_TASK DESCRIPTION_
Pictures aside, quote the whole listing exactly.

_MATERIAL FOR THE TASK_
## Begin
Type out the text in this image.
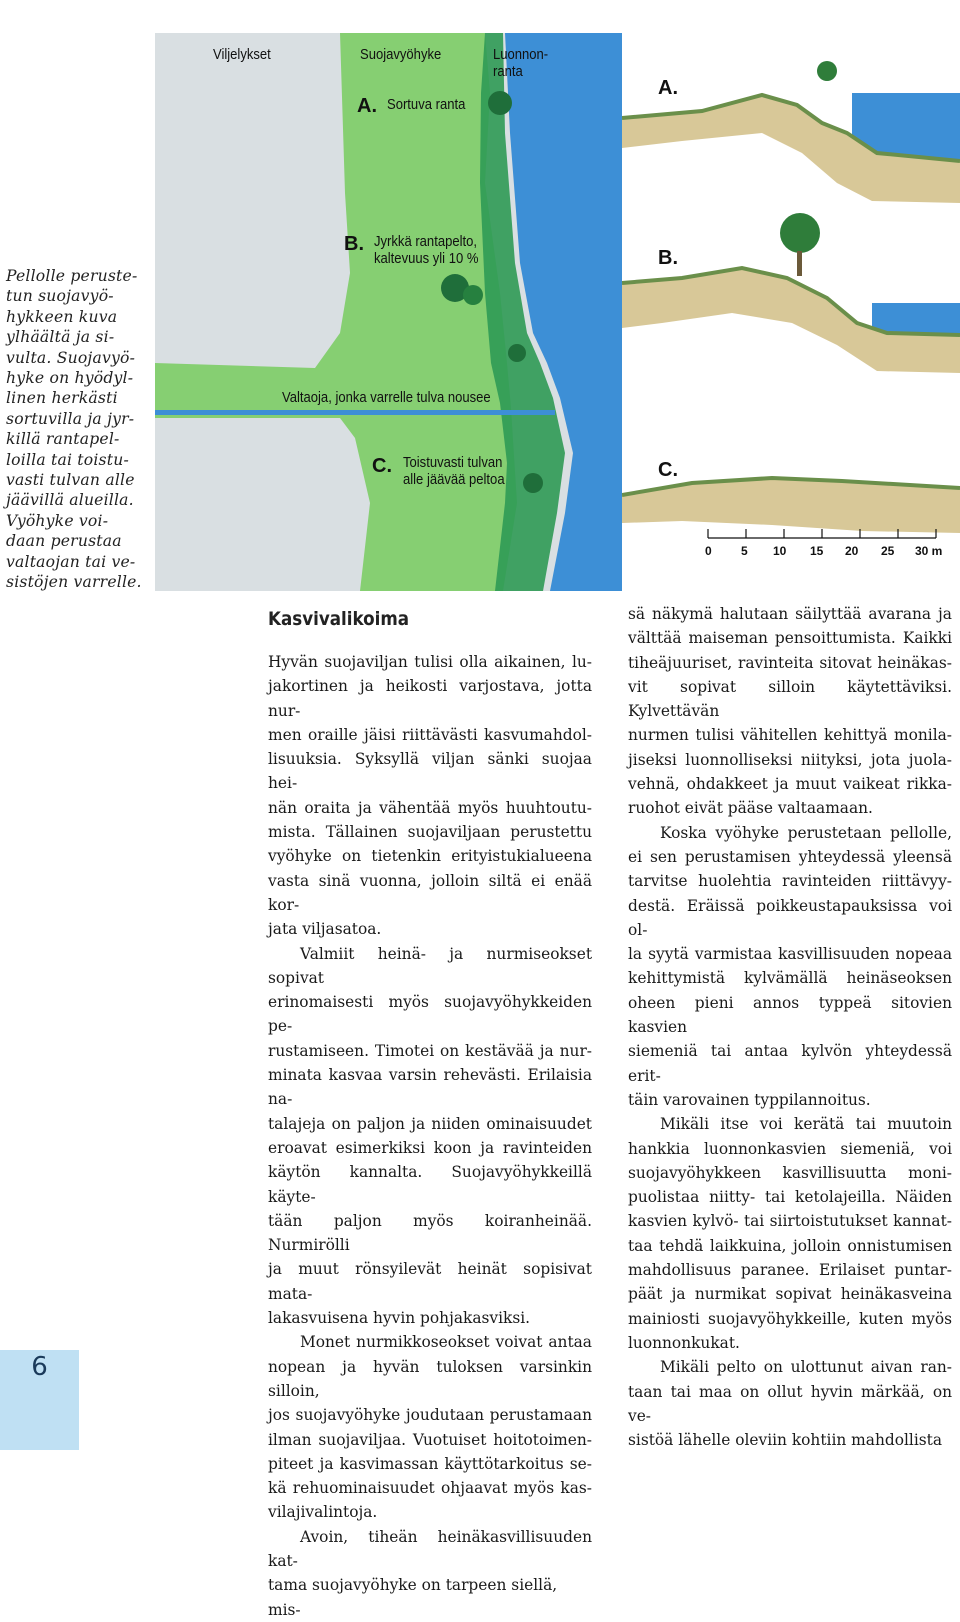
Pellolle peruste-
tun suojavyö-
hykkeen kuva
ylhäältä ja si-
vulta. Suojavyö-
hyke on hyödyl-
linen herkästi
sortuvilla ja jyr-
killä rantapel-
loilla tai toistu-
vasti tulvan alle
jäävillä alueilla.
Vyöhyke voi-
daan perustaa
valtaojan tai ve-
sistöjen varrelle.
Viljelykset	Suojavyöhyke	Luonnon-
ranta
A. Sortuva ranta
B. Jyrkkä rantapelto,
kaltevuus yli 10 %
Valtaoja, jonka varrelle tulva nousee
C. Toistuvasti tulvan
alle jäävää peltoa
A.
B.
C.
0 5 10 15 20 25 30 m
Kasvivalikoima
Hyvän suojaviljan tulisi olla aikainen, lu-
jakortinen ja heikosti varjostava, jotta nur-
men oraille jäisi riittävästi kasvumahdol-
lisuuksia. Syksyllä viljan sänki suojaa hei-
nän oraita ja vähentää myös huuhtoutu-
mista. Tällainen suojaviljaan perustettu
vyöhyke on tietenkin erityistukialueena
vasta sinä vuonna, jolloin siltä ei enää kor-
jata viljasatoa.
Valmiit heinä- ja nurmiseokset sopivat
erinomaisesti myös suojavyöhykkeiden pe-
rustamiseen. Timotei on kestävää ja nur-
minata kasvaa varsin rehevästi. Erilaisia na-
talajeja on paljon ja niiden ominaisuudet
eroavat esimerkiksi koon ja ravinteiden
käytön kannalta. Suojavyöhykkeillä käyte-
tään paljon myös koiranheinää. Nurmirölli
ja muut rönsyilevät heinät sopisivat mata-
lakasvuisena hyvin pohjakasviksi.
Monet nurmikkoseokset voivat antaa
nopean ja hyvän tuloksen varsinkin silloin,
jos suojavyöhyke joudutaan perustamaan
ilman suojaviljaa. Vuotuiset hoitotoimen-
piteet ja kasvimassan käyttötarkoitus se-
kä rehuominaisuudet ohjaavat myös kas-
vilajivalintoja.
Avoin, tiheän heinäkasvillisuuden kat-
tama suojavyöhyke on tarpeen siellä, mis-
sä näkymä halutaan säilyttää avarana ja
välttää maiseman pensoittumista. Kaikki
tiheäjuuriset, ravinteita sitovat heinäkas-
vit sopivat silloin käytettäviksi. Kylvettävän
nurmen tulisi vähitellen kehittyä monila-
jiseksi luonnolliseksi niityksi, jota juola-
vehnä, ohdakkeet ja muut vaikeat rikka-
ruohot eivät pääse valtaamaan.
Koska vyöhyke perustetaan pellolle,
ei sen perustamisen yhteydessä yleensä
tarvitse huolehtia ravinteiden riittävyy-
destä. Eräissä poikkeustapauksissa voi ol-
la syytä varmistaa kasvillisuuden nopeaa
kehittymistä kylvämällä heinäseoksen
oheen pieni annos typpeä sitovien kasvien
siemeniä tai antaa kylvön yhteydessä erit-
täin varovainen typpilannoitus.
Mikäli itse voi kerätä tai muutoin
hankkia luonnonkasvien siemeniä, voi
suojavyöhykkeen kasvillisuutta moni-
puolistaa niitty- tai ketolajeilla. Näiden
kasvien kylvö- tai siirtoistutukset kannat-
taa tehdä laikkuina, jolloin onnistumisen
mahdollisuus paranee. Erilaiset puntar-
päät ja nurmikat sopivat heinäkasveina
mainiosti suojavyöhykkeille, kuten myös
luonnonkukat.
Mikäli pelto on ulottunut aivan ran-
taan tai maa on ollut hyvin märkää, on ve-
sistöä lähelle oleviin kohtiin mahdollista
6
## End
_PROBLEM SOLUTION_
Type out the text in this image.
Pellolle peruste-
tun suojavyö-
hykkeen kuva
ylhäältä ja si-
vulta. Suojavyö-
hyke on hyödyl-
linen herkästi
sortuvilla ja jyr-
killä rantapel-
loilla tai toistu-
vasti tulvan alle
jäävillä alueilla.
Vyöhyke voi-
daan perustaa
valtaojan tai ve-
sistöjen varrelle.
Viljelykset	Suojavyöhyke	Luonnon-
ranta
A. Sortuva ranta
B. Jyrkkä rantapelto,
kaltevuus yli 10 %
Valtaoja, jonka varrelle tulva nousee
C. Toistuvasti tulvan
alle jäävää peltoa
A.
B.
C.
0 5 10 15 20 25 30 m
Kasvivalikoima
Hyvän suojaviljan tulisi olla aikainen, lu-
jakortinen ja heikosti varjostava, jotta nur-
men oraille jäisi riittävästi kasvumahdol-
lisuuksia. Syksyllä viljan sänki suojaa hei-
nän oraita ja vähentää myös huuhtoutu-
mista. Tällainen suojaviljaan perustettu
vyöhyke on tietenkin erityistukialueena
vasta sinä vuonna, jolloin siltä ei enää kor-
jata viljasatoa.
Valmiit heinä- ja nurmiseokset sopivat
erinomaisesti myös suojavyöhykkeiden pe-
rustamiseen. Timotei on kestävää ja nur-
minata kasvaa varsin rehevästi. Erilaisia na-
talajeja on paljon ja niiden ominaisuudet
eroavat esimerkiksi koon ja ravinteiden
käytön kannalta. Suojavyöhykkeillä käyte-
tään paljon myös koiranheinää. Nurmirölli
ja muut rönsyilevät heinät sopisivat mata-
lakasvuisena hyvin pohjakasviksi.
Monet nurmikkoseokset voivat antaa
nopean ja hyvän tuloksen varsinkin silloin,
jos suojavyöhyke joudutaan perustamaan
ilman suojaviljaa. Vuotuiset hoitotoimen-
piteet ja kasvimassan käyttötarkoitus se-
kä rehuominaisuudet ohjaavat myös kas-
vilajivalintoja.
Avoin, tiheän heinäkasvillisuuden kat-
tama suojavyöhyke on tarpeen siellä, mis-
sä näkymä halutaan säilyttää avarana ja
välttää maiseman pensoittumista. Kaikki
tiheäjuuriset, ravinteita sitovat heinäkas-
vit sopivat silloin käytettäviksi. Kylvettävän
nurmen tulisi vähitellen kehittyä monila-
jiseksi luonnolliseksi niityksi, jota juola-
vehnä, ohdakkeet ja muut vaikeat rikka-
ruohot eivät pääse valtaamaan.
Koska vyöhyke perustetaan pellolle,
ei sen perustamisen yhteydessä yleensä
tarvitse huolehtia ravinteiden riittävyy-
destä. Eräissä poikkeustapauksissa voi ol-
la syytä varmistaa kasvillisuuden nopeaa
kehittymistä kylvämällä heinäseoksen
oheen pieni annos typpeä sitovien kasvien
siemeniä tai antaa kylvön yhteydessä erit-
täin varovainen typpilannoitus.
Mikäli itse voi kerätä tai muutoin
hankkia luonnonkasvien siemeniä, voi
suojavyöhykkeen kasvillisuutta moni-
puolistaa niitty- tai ketolajeilla. Näiden
kasvien kylvö- tai siirtoistutukset kannat-
taa tehdä laikkuina, jolloin onnistumisen
mahdollisuus paranee. Erilaiset puntar-
päät ja nurmikat sopivat heinäkasveina
mainiosti suojavyöhykkeille, kuten myös
luonnonkukat.
Mikäli pelto on ulottunut aivan ran-
taan tai maa on ollut hyvin märkää, on ve-
sistöä lähelle oleviin kohtiin mahdollista
6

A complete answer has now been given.